### CHALLENGE:
Here are some records; quote them exactly, leaving out the pictures.

Rows from a dataset
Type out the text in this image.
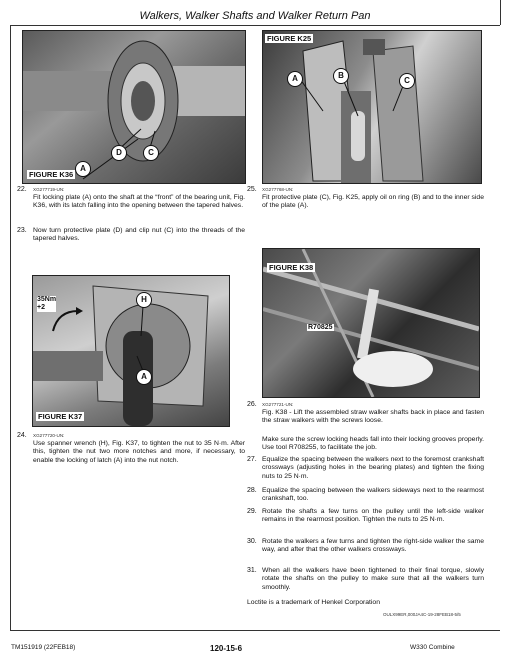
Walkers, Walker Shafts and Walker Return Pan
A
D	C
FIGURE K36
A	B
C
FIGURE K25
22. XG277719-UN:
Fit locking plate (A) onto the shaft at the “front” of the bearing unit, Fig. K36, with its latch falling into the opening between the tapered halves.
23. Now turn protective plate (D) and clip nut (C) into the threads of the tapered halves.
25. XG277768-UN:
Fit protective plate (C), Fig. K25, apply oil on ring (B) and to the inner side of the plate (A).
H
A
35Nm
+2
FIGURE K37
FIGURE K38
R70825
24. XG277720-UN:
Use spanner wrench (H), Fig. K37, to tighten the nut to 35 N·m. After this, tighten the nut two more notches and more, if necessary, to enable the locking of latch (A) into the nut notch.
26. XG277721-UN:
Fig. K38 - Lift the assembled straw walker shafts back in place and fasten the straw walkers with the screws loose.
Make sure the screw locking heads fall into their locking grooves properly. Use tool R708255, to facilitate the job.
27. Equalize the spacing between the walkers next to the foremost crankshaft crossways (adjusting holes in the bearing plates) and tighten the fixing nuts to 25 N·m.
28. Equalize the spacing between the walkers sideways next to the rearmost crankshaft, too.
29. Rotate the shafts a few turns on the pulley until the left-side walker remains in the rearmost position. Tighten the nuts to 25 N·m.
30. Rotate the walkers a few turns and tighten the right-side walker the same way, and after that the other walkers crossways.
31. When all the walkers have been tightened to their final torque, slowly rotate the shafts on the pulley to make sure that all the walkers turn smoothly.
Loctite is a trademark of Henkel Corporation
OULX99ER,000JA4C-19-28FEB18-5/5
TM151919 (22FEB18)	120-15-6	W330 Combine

### ANSWER:
Type out the text in this image.
Walkers, Walker Shafts and Walker Return Pan
A
D	C
FIGURE K36
A	B
C
FIGURE K25
22. XG277719-UN:
Fit locking plate (A) onto the shaft at the “front” of the bearing unit, Fig. K36, with its latch falling into the opening between the tapered halves.
23. Now turn protective plate (D) and clip nut (C) into the threads of the tapered halves.
25. XG277768-UN:
Fit protective plate (C), Fig. K25, apply oil on ring (B) and to the inner side of the plate (A).
H
A
35Nm
+2
FIGURE K37
FIGURE K38
R70825
24. XG277720-UN:
Use spanner wrench (H), Fig. K37, to tighten the nut to 35 N·m. After this, tighten the nut two more notches and more, if necessary, to enable the locking of latch (A) into the nut notch.
26. XG277721-UN:
Fig. K38 - Lift the assembled straw walker shafts back in place and fasten the straw walkers with the screws loose.
Make sure the screw locking heads fall into their locking grooves properly. Use tool R708255, to facilitate the job.
27. Equalize the spacing between the walkers next to the foremost crankshaft crossways (adjusting holes in the bearing plates) and tighten the fixing nuts to 25 N·m.
28. Equalize the spacing between the walkers sideways next to the rearmost crankshaft, too.
29. Rotate the shafts a few turns on the pulley until the left-side walker remains in the rearmost position. Tighten the nuts to 25 N·m.
30. Rotate the walkers a few turns and tighten the right-side walker the same way, and after that the other walkers crossways.
31. When all the walkers have been tightened to their final torque, slowly rotate the shafts on the pulley to make sure that all the walkers turn smoothly.
Loctite is a trademark of Henkel Corporation
OULX99ER,000JA4C-19-28FEB18-5/5
TM151919 (22FEB18)	120-15-6	W330 Combine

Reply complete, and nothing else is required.